### The problem
Filter this data down to the lines that hold "Noorden", and copy them.

** start of Data lines **

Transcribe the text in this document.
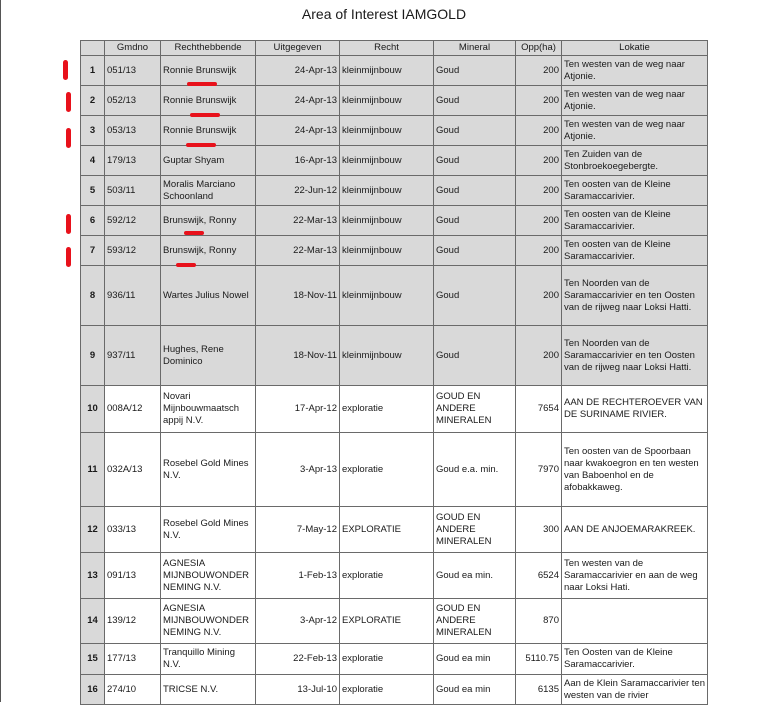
Area of Interest IAMGOLD
	Gmdno	Rechthebbende	Uitgegeven	Recht	Mineral	Opp(ha)	Lokatie
1	051/13	Ronnie Brunswijk	24-Apr-13	kleinmijnbouw	Goud	200	Ten westen van de weg naar Atjonie.
2	052/13	Ronnie Brunswijk	24-Apr-13	kleinmijnbouw	Goud	200	Ten westen van de weg naar Atjonie.
3	053/13	Ronnie Brunswijk	24-Apr-13	kleinmijnbouw	Goud	200	Ten westen van de weg naar Atjonie.
4	179/13	Guptar Shyam	16-Apr-13	kleinmijnbouw	Goud	200	Ten Zuiden van de Stonbroekoegebergte.
5	503/11	Moralis Marciano Schoonland	22-Jun-12	kleinmijnbouw	Goud	200	Ten oosten van de Kleine Saramaccarivier.
6	592/12	Brunswijk, Ronny	22-Mar-13	kleinmijnbouw	Goud	200	Ten oosten van de Kleine Saramaccarivier.
7	593/12	Brunswijk, Ronny	22-Mar-13	kleinmijnbouw	Goud	200	Ten oosten van de Kleine Saramaccarivier.
8	936/11	Wartes Julius Nowel	18-Nov-11	kleinmijnbouw	Goud	200	Ten Noorden van de Saramaccarivier en ten Oosten van de rijweg naar Loksi Hatti.
9	937/11	Hughes, Rene Dominico	18-Nov-11	kleinmijnbouw	Goud	200	Ten Noorden van de Saramaccarivier en ten Oosten van de rijweg naar Loksi Hatti.
10	008A/12	Novari Mijnbouwmaatsch appij N.V.	17-Apr-12	exploratie	GOUD EN ANDERE MINERALEN	7654	AAN DE RECHTEROEVER VAN DE SURINAME RIVIER.
11	032A/13	Rosebel Gold Mines N.V.	3-Apr-13	exploratie	Goud e.a. min.	7970	Ten oosten van de Spoorbaan naar kwakoegron en ten westen van Baboenhol en de afobakkaweg.
12	033/13	Rosebel Gold Mines N.V.	7-May-12	EXPLORATIE	GOUD EN ANDERE MINERALEN	300	AAN DE ANJOEMARAKREEK.
13	091/13	AGNESIA MIJNBOUWONDER NEMING N.V.	1-Feb-13	exploratie	Goud ea min.	6524	Ten westen van de Saramaccarivier en aan de weg naar Loksi Hati.
14	139/12	AGNESIA MIJNBOUWONDER NEMING N.V.	3-Apr-12	EXPLORATIE	GOUD EN ANDERE MINERALEN	870	
15	177/13	Tranquillo Mining N.V.	22-Feb-13	exploratie	Goud ea min	5110.75	Ten Oosten van de Kleine Saramaccarivier.
16	274/10	TRICSE N.V.	13-Jul-10	exploratie	Goud ea min	6135	Aan de Klein Saramaccarivier ten westen van de rivier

** end of Data lines **

### Right answer
8	936/11	Wartes Julius Nowel	18-Nov-11	kleinmijnbouw	Goud	200	Ten Noorden van de Saramaccarivier en ten Oosten van de rijweg naar Loksi Hatti.
9	937/11	Hughes, Rene Dominico	18-Nov-11	kleinmijnbouw	Goud	200	Ten Noorden van de Saramaccarivier en ten Oosten van de rijweg naar Loksi Hatti.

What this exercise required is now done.